Stored records
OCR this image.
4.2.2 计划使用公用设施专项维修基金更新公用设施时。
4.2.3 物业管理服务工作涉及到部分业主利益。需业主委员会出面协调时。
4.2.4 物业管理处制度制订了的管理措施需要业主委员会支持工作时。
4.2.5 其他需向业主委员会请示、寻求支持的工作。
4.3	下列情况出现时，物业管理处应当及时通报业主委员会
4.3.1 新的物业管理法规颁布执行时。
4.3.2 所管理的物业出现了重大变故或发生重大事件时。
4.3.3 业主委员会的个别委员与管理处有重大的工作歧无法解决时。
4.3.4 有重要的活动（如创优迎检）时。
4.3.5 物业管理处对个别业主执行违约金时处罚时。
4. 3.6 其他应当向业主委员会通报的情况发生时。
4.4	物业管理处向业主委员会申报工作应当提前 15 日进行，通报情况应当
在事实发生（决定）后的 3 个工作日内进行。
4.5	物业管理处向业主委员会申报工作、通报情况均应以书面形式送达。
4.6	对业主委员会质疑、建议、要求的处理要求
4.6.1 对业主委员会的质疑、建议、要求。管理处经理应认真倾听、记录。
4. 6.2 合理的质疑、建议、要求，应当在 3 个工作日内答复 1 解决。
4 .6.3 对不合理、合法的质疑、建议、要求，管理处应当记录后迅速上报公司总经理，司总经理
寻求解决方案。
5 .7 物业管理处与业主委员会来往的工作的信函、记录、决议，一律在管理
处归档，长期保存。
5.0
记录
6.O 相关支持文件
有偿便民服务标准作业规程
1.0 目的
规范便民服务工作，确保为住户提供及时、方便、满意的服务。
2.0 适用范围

* * *

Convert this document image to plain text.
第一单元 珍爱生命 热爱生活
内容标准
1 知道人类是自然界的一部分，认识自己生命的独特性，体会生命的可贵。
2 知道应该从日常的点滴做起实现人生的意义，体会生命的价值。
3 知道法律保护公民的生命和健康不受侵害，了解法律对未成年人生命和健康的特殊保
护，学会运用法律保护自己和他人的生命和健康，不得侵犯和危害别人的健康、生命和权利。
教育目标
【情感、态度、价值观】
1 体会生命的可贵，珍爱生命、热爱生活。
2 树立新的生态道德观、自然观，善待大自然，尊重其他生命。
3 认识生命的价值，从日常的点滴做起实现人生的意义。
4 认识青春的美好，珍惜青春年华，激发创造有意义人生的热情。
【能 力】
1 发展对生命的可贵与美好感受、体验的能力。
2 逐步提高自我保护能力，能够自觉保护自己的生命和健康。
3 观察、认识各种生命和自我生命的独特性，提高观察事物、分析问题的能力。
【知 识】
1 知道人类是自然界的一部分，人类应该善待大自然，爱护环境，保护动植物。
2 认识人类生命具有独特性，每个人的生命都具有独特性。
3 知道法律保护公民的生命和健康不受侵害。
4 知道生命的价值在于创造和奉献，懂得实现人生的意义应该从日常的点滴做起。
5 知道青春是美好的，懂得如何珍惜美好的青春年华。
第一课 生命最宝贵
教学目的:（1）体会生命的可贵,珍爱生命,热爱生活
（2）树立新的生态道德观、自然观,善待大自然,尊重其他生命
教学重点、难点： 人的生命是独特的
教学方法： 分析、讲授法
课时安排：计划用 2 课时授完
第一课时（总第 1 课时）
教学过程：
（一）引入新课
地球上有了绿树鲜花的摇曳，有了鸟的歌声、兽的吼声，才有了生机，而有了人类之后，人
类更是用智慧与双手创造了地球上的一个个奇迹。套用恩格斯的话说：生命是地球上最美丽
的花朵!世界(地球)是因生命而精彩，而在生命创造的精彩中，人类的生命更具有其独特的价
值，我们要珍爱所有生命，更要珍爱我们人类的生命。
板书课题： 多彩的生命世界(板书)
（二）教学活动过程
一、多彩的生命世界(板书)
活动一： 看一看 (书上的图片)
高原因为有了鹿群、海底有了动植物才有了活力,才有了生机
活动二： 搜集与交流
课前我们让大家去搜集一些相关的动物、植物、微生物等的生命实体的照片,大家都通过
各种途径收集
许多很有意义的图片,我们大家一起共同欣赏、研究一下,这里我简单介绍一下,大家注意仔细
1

WHAT IS BEING ASKED »
Find each line holding the word "知道人类是自然界的一部分" and copy it.

RESPONSE TO THE EXERCISE »
1 知道人类是自然界的一部分，认识自己生命的独特性，体会生命的可贵。
1 知道人类是自然界的一部分，人类应该善待大自然，爱护环境，保护动植物。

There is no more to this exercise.